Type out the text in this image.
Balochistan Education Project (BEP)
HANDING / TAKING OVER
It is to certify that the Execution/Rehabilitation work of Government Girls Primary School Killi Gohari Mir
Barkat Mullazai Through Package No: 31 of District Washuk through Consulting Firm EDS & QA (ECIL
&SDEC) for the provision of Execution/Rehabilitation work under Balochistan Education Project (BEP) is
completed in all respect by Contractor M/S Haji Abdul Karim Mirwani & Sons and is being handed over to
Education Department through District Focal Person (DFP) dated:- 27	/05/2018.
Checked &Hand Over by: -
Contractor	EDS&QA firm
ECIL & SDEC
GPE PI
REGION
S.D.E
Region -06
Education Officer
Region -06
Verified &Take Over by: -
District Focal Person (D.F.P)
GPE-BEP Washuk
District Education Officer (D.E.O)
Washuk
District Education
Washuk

+++

**Required task**
Your task is to repeat the data exactly, with nothing left out.

**Solution for this problem**
Type out the text in this image.
Balochistan Education Project (BEP)
HANDING / TAKING OVER
It is to certify that the Execution/Rehabilitation work of Government Girls Primary School Killi Gohari Mir
Barkat Mullazai Through Package No: 31 of District Washuk through Consulting Firm EDS & QA (ECIL
&SDEC) for the provision of Execution/Rehabilitation work under Balochistan Education Project (BEP) is
completed in all respect by Contractor M/S Haji Abdul Karim Mirwani & Sons and is being handed over to
Education Department through District Focal Person (DFP) dated:- 27	/05/2018.
Checked &Hand Over by: -
Contractor	EDS&QA firm
ECIL & SDEC
GPE PI
REGION
S.D.E
Region -06
Education Officer
Region -06
Verified &Take Over by: -
District Focal Person (D.F.P)
GPE-BEP Washuk
District Education Officer (D.E.O)
Washuk
District Education
Washuk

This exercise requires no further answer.